▶ [DIRECTIONS]
Duplicate the full text on PDF generation in Indico below without any changes.

[[ TEXT FOR ANALYSIS open ]]

PDF Generation

WeasyPrint

Indico uses WeasyPrint to generate PDF files from Document templates. WeasyPrint generally works out of the box and does not require any setup.

Note

WeasyPrint uses fonts installed on the system to render the PDFs. If you are generating documents containing character sets like CJK (Chinese, Japanese, Korean), make sure to install the necessary fonts. Note that, the exact procedure to install new fonts depends on the distribution.

LaTeX

Indico uses LaTeX (xelatex to be exact) to generate some PDF files such as the Book of Abstracts and the PDF versions of contributions. If you do not need these features, you can skip this part of the documentation and avoid installing LaTeX altogether.

Warning

LaTeX is extremely powerful, and while Indico tries its best to sanitize LaTeX input to disarm any harmful statements, we cannot make any guarantees that all these usecases are covered. We strongly recommend not installing LaTeX on your system anymore, but instead running it inside a container.

[[ TEXT FOR ANALYSIS closed ]]
[[ THE DATA open ]]

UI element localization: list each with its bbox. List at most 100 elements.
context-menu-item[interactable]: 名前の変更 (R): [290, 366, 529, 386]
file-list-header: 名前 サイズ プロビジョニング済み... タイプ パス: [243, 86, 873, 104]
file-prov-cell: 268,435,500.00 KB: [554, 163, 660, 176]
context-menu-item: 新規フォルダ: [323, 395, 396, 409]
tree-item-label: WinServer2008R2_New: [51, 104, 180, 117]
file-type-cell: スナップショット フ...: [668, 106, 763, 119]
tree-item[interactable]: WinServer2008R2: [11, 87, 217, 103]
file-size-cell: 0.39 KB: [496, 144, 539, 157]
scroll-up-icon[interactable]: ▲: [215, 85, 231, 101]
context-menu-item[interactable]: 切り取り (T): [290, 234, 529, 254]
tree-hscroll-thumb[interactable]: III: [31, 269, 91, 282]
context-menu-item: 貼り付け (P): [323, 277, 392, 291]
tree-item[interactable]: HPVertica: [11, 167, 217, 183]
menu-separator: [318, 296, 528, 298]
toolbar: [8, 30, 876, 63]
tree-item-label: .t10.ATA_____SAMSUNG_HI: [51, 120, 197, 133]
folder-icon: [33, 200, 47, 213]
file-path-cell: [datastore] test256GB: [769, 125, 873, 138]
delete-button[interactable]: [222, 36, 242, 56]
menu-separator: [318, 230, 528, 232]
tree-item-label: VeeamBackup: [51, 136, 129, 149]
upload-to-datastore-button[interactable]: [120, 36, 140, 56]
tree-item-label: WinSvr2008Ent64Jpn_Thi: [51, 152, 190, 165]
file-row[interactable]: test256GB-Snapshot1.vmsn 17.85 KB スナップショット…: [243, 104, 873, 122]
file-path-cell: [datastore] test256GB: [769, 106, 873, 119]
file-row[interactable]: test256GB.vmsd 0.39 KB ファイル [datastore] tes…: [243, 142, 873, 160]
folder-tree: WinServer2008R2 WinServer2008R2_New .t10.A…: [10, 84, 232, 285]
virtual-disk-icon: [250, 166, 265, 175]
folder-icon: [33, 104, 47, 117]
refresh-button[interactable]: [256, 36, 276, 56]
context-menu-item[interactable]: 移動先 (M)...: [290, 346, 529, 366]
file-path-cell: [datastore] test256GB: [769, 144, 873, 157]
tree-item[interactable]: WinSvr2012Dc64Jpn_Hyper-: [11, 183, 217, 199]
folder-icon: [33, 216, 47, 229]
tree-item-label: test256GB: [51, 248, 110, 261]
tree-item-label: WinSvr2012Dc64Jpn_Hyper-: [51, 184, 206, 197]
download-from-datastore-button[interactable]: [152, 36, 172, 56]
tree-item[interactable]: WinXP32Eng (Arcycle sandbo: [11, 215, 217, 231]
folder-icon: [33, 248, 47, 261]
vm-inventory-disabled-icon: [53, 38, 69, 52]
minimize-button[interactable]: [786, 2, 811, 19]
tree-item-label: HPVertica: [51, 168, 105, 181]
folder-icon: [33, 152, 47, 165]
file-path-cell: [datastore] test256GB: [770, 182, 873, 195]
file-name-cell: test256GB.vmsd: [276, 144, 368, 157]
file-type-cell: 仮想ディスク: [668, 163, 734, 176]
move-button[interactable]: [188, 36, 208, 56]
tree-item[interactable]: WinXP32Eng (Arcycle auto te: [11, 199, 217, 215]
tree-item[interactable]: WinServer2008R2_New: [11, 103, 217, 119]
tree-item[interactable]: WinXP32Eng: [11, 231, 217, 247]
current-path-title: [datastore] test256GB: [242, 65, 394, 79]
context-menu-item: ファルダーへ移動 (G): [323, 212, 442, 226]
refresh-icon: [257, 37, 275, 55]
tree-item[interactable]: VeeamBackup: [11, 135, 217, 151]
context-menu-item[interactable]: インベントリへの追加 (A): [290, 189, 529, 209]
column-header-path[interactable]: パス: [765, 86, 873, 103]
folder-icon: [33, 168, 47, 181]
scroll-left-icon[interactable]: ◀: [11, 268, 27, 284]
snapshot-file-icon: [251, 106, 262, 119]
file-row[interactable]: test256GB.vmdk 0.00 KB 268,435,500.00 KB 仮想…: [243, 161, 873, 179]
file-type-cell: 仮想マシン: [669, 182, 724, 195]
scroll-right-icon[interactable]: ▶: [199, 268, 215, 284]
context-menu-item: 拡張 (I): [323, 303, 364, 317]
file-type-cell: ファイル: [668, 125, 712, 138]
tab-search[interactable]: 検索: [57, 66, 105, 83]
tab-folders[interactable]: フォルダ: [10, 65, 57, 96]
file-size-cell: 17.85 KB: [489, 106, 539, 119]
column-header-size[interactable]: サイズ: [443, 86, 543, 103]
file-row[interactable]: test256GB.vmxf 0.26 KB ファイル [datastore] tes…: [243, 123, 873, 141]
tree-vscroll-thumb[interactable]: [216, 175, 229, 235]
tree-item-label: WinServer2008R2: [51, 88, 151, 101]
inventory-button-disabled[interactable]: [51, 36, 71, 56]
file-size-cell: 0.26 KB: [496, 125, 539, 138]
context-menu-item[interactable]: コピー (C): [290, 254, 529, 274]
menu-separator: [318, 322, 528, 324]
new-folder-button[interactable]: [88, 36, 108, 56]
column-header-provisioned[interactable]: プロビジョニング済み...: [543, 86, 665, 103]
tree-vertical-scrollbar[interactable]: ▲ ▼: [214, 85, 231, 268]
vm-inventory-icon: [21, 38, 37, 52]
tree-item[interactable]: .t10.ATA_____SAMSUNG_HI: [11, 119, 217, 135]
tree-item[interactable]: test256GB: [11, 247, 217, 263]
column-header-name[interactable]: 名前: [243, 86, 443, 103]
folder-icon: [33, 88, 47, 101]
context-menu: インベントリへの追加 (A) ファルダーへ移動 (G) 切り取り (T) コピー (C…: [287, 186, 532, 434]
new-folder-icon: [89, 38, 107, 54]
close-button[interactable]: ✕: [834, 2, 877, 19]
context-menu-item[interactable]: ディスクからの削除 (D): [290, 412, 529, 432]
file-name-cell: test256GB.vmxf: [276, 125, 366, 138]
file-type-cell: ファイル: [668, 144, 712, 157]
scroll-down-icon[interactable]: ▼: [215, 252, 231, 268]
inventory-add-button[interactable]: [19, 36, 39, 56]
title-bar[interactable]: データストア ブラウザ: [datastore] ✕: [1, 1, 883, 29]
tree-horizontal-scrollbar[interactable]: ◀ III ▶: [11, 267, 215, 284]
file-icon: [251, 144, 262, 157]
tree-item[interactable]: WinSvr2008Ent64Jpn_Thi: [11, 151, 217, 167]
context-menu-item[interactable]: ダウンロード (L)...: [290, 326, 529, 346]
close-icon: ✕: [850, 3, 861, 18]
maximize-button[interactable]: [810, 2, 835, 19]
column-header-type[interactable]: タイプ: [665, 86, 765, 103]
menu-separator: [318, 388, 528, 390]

[[ THE DATA closed ]]

▶ [ANSWER SPACE]
PDF Generation

WeasyPrint

Indico uses WeasyPrint to generate PDF files from Document templates. WeasyPrint generally works out of the box and does not require any setup.

Note

WeasyPrint uses fonts installed on the system to render the PDFs. If you are generating documents containing character sets like CJK (Chinese, Japanese, Korean), make sure to install the necessary fonts. Note that, the exact procedure to install new fonts depends on the distribution.

LaTeX

Indico uses LaTeX (xelatex to be exact) to generate some PDF files such as the Book of Abstracts and the PDF versions of contributions. If you do not need these features, you can skip this part of the documentation and avoid installing LaTeX altogether.

Warning

LaTeX is extremely powerful, and while Indico tries its best to sanitize LaTeX input to disarm any harmful statements, we cannot make any guarantees that all these usecases are covered. We strongly recommend not installing LaTeX on your system anymore, but instead running it inside a container.